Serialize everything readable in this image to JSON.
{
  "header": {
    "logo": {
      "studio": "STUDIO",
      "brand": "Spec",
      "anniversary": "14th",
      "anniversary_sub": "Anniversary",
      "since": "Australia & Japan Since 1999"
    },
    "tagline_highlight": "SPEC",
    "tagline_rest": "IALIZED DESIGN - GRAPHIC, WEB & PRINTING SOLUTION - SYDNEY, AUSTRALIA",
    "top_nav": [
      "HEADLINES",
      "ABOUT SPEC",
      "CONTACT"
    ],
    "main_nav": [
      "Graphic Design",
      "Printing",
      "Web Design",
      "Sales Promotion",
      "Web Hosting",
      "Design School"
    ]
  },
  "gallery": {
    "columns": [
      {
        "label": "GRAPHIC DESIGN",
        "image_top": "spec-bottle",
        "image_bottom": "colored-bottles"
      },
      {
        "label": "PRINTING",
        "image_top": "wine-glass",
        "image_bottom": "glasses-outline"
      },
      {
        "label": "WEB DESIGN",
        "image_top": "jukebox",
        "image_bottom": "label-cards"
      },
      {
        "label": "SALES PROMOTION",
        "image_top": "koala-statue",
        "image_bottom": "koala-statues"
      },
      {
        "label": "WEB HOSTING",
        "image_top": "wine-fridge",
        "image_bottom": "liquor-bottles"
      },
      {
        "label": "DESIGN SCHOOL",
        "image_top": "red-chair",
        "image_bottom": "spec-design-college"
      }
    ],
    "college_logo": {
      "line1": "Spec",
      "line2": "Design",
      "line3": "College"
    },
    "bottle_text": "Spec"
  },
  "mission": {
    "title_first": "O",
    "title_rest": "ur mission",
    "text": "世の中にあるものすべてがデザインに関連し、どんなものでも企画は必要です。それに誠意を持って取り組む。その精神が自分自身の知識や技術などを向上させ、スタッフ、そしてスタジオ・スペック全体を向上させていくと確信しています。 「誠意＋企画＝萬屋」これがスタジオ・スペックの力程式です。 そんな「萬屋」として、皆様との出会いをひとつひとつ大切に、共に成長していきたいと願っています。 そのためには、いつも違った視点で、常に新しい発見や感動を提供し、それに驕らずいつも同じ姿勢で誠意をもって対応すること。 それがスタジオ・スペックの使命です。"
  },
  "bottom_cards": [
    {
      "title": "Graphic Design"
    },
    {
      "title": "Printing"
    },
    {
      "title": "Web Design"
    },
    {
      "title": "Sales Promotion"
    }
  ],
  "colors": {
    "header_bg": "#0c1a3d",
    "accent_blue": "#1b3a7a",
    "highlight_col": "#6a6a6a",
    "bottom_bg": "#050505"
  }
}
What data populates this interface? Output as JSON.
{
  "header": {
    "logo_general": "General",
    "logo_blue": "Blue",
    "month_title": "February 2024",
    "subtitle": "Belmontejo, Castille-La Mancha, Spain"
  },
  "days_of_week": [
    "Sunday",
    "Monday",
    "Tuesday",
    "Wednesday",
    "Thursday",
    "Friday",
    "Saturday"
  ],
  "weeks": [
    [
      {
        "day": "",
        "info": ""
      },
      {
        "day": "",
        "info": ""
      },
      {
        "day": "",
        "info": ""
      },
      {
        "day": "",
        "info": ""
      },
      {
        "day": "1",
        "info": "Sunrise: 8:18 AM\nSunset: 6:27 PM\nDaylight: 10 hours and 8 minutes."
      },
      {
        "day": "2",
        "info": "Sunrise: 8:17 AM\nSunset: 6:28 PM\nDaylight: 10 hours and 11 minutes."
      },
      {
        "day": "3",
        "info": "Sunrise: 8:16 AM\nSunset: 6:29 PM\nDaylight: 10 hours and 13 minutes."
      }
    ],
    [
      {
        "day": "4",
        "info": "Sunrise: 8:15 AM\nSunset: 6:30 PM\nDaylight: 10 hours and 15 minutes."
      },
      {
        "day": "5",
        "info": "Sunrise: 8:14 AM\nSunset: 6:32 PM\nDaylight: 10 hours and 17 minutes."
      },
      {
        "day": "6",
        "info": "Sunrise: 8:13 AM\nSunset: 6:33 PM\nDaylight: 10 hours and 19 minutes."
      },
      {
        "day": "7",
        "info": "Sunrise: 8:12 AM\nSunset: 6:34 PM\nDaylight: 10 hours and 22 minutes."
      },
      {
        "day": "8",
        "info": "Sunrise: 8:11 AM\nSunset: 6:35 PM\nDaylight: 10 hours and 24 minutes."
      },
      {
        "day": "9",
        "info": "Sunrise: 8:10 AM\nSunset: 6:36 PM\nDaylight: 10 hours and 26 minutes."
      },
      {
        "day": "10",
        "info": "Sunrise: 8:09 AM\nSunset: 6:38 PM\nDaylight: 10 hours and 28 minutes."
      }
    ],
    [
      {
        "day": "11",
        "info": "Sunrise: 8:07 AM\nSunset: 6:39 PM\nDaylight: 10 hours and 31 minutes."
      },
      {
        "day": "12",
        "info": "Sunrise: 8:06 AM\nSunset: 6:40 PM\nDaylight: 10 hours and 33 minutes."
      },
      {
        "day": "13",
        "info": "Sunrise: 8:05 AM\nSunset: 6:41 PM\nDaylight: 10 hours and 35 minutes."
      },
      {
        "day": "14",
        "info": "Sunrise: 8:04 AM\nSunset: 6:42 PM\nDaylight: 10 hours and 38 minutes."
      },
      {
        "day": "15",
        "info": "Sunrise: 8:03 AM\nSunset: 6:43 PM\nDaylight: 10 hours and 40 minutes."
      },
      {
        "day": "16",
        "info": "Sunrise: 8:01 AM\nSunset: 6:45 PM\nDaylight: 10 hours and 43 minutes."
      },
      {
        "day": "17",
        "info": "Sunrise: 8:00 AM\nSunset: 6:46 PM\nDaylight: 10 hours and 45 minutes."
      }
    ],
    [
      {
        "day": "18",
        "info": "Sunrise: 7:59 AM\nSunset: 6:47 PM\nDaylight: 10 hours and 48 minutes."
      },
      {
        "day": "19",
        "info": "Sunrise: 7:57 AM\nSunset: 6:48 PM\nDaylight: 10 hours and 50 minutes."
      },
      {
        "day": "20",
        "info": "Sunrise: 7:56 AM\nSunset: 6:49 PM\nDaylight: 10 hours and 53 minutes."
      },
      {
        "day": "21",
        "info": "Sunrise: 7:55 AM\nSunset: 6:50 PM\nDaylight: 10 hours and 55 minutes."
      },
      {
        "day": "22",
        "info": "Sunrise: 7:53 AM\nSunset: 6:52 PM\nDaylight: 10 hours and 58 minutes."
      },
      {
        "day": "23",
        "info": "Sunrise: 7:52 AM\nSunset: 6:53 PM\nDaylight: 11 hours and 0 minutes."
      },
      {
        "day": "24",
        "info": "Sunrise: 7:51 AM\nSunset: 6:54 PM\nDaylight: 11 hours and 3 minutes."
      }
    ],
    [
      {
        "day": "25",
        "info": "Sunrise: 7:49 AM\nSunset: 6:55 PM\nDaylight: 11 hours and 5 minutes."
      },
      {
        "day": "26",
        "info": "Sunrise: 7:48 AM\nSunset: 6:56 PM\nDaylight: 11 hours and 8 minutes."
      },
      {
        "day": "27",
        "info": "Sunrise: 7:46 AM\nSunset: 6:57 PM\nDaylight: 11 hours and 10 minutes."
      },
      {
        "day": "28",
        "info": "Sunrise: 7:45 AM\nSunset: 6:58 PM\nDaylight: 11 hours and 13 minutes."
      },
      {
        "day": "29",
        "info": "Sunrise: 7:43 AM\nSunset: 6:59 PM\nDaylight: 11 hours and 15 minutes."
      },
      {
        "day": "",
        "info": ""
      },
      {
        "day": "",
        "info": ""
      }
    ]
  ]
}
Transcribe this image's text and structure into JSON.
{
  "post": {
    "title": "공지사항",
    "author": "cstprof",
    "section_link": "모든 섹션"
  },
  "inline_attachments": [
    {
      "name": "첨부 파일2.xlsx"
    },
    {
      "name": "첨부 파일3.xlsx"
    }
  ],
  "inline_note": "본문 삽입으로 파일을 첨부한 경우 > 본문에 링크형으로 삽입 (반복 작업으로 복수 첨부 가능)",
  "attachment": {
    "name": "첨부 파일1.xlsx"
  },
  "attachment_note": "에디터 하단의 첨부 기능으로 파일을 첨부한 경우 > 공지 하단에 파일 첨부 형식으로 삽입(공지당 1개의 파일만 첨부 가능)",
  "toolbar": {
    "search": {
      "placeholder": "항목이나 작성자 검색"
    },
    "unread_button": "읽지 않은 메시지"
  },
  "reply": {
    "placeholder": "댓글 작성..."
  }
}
────────────────────────────────────────
EXERCISE REQUIREMENTS — Looking at the material above, count the lines containing the string "placeholder" and reply with the count alone.

RESPONSE BELOW — 2